§ **Document text**:

>>>>

And it seems to me that it has something to do with your sense of background being stronger and things coming out of background. What's very interesting to me is how that happens. You can't exactly try to do that directly. I mean, try to have that happen directly, but how it happens indirectly. What is it? The sense of, maybe I've gotten away from shikantazma, but the sense of things coming out of background rather than things just being things in themselves. I can go on, but maybe that's enough. Yeah, there's a lot of things there. Just one more thing that's a little connected.

[02:12]

I've been doing some biofeedback with people, adults and children, helping them, teaching them how to make their hands warmer. And because that helps you relax. And adults, children are much better at it than adults. Because when adults try to do it, they try and that defeats them. And children just have some natural way of telling their hands to warm up and their hands warm up. So that's part of it too. Yeah. Adults kind of lost their ability to get out of the way. Another question? Shikantaza. Well, we talk about shikantaza from time to time. Shikantaza is what we call our zazen mind, our mind in zazen.

[03:17]

There are different ways people look at it, you know, shikantaza. Well, I think I have to talk about the whole thing to kind of get back to your question. Because your question brings up so many things, you know, Los Angeles and Koans. We have to start from some place. Kana Zen is Koan Zen. Some other name... Shoes... Shoes... Shoeshi... Shoji... Shoji Zen is what people call Soto style Zen, which is sometimes called silent illumination. And there's always been...

[04:24]

big controversy, you know, between the Koan Zen people and the Silent Elimination people, you know, ever since the Sung Dynasty in China. And if you go to the Los Angeles Zen Center, they have Koan study, and they also have what they call Shikantaza practice and their tradition is Soto and Rinzai kind of mixed and although when we sit Zazen what we do is Shikantaza we don't call it Shikantaza practice For us, it's not a special practice.

[05:31]

Sometimes we say, just sitting. Just sitting is our practice. And people say, well, that's shikantaza. And so, yes, shikantaza is just sitting. But it's not a way of naming our just sitting. In other words, it's not a term for our just sitting. The Shikantaza is our practice in a very broad sense. It's not something you practice. It's not You don't practice shikantaza. Shikantaza is what you do when you're practicing. So we practice simply sitting, which is different than koan study and yet it's exactly the same.

[06:46]

Koan study and simply sitting are the same. But on the one hand you have Koan study, on the other hand you have simply sitting. And what Koan study does is focuses you on simply sitting. The purpose of Koan study is to bring you to simply sitting. So, if you go to the Los Angeles Zen Center, they'll say, of course, Shikantaza is the highest practice. That's the culmination of all practice, is Shikantaza, simply sitting. But we practice Koans in order to break through to simply sitting. And in Sotosek, we just start out with simply sitting, and that's our koan.

<<<<

§ **Collected data**:
>>>>

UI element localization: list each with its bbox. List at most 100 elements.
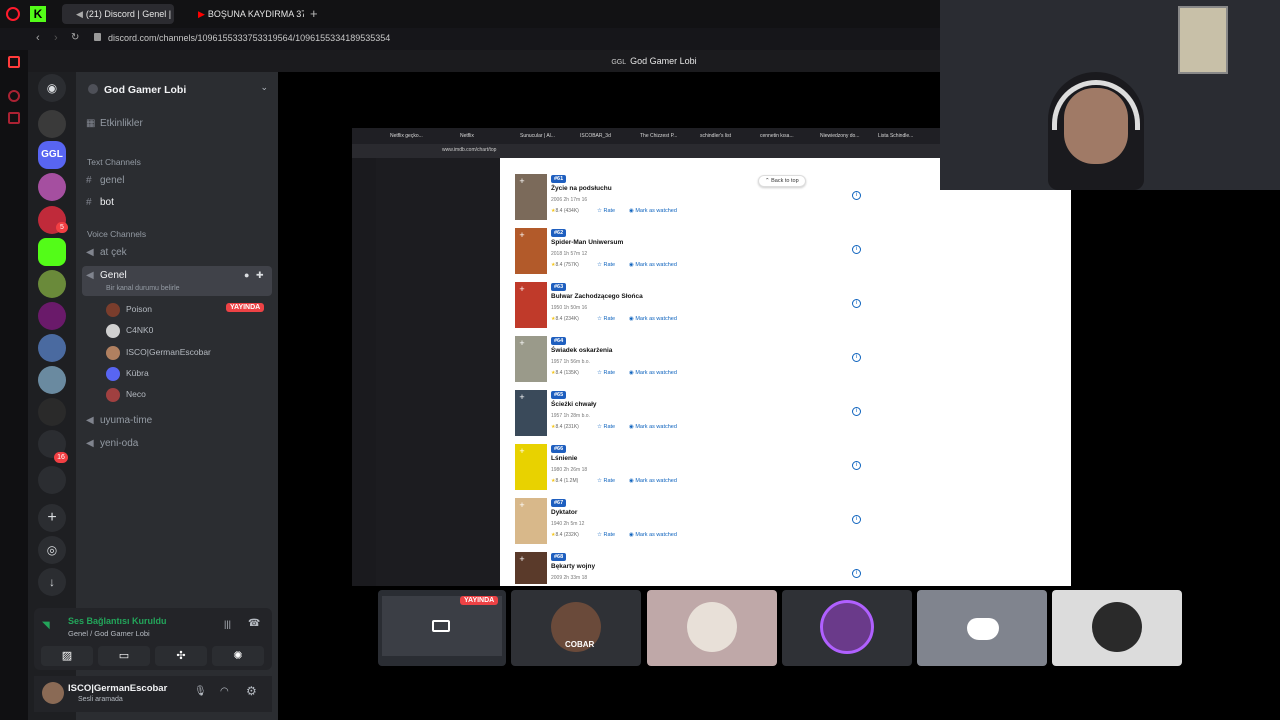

<<<<

§ **Exercise task**:
Carry on the shikantaza talk from its final sentence. The material is separate from the shikantaza talk.

§ **Result of this task**:
[07:50]

So it's really the same, but we approach it from a different way, from a different side. So we don't make a distinction so much between koan study and simply sitting, or shikantaza. We don't make that kind of distinction. Although you can make it, and people do make it, it's okay. For us, we study koans in a certain way, but the koan that we put emphasis on is the koan of what is this or simply sitting, just sitting is our koan, just doing something. What is just doing something? How do you just do something? And that's a big question, and it's what we're practicing. So it's not that some people say, well, in Soto Zen you don't have a koan.

[08:57]

They don't practice koan study. But that's not true. Just sitting is our koan, to penetrate. How do you just sit? Not only in sitting, but how do you just sit in whatever you're doing? So, just sitting, quote, is a bigger question than just in cross-legged activity. Just sitting means you take just sitting and put it into all of your activities. And that's shikantaza, practice of shikantaza is to be one with activity. That's why we're talking about, yesterday I was talking about form. The importance of form is when you have, when you pay attention to form carefully,

[10:06]

then you have the ability or possibility to become one with the form or one with the activity. To have a relationship with something and yet to go beyond the relationship to go beyond the relationship. If you have a relationship, you have a subject and an object. Or you can have two subjects, two objects. If it's two people, you have two subjects and two objects. You have myself and the object who is Connie. But for Connie, Connie's the subject and Mel's the object.

[11:14]

But to transcend the subject-object, which still exists, Mel is Connie and Connie is Mel. If we don't understand Connie is Mel and Mel is Connie, then we're not one with the situation, with the form. We don't understand the form. If we have a form, which is a framework to operate in, then we just conform. We just take the shape of the form. And when we're completely one with the form, even though we each keep our separate identity, we merge. as one identity. So there's oneness and there's duality.

[12:18]

And if there's a gap, then we just fall into duality. So mostly we're just operating in the realm of duality. But if there's oneness, even though we each keep our identity, we realize our common root. And the subject-object duality disappears. So the point of all of our activity is to go beyond the duality of the subject and the object. In zazen, the easiest way to do it is to sit zazen. In zazen, we cross that barrier of the subject and the object, and we merge with the form.

[13:28]

Body and mind totally absorbed in one-pointed activity. And that merging is called samadhi. It means something like existing in the reality. Merged with the reality. The reality is the oneness of the duality. the oneness of the two sides. These two are really not separate. They're separate, independent, yet not two things. So the important thing when we sit Zazen is that our body and mind are not two different things.

[14:34]

So what do we think about in zazen? We think, as Dogen says, we think non-thinking. We think non-thinking. How do you think non-thinking? Well, how do you think non-thinking? That's the koan. That's the koan of zazen. How do you think non-thinking? The thought, it becomes the activity. There's no thought outside of the activity. Thought and activity are exactly the same thing. Body and mind are one piece. And even though we say, well, there's a mind and there's a body, and they exist independently, body and mind are one piece. And if we say, my body and my mind, that's creating another duality. We say my for convenience, but we have to get rid of my, I and mine.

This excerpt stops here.